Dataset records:
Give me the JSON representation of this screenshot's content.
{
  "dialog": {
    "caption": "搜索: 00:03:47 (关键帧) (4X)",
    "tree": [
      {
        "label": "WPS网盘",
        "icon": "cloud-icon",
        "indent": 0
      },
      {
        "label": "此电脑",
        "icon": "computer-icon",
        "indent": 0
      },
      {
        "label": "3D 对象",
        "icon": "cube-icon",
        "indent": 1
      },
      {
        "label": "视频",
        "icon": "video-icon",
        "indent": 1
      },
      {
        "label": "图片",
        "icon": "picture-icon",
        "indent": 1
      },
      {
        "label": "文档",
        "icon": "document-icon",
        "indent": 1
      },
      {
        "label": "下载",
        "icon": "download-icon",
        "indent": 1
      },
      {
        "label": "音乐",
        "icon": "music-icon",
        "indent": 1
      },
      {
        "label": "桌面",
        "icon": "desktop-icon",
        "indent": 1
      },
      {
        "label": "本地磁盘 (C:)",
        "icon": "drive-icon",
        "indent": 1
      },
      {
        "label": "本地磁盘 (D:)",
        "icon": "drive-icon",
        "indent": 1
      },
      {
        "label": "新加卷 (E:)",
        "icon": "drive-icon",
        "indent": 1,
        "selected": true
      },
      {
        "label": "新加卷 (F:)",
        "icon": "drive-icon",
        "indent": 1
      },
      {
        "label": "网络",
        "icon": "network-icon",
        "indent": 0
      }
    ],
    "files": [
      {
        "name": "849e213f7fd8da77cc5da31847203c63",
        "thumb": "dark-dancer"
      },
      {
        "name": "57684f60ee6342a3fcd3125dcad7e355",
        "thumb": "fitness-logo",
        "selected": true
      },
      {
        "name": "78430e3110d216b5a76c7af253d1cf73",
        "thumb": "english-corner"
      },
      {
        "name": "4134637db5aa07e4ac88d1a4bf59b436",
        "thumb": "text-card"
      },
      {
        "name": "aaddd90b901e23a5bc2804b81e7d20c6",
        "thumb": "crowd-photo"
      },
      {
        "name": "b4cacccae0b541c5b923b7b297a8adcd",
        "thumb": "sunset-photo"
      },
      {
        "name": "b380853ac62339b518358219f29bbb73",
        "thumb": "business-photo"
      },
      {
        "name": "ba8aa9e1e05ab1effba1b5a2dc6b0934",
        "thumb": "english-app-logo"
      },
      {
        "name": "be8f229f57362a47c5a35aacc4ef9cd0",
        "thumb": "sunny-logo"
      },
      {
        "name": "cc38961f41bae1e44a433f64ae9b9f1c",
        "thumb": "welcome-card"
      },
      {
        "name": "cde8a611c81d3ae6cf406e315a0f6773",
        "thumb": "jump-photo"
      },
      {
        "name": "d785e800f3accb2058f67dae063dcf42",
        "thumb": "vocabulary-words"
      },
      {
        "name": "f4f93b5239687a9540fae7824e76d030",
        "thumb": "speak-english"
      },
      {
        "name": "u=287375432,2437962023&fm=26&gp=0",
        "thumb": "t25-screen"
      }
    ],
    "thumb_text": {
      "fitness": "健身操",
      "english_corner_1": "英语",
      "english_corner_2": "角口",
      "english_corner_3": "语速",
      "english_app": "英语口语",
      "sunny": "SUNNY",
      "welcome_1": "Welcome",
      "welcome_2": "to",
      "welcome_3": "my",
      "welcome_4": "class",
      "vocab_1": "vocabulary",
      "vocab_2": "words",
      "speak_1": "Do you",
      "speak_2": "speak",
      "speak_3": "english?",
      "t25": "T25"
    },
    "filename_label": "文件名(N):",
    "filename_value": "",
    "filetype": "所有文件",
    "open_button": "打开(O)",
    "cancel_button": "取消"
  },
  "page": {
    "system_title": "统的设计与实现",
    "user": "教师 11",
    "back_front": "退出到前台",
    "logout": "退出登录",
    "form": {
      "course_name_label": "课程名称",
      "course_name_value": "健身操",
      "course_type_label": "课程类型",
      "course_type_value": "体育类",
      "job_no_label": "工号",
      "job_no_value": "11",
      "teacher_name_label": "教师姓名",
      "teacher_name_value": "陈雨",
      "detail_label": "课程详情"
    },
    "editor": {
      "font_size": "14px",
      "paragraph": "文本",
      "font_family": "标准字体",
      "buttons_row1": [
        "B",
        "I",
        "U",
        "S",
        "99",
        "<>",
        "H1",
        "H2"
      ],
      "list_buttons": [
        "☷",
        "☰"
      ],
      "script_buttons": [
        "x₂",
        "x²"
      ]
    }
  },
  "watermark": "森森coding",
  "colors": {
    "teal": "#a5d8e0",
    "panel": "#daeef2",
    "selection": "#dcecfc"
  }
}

## [TASK PROMPT]
For each line of the entries that includes "vocabulary", show that line.

## [OUTPUT FOR THIS TASK]
        "thumb": "vocabulary-words"
      "vocab_1": "vocabulary",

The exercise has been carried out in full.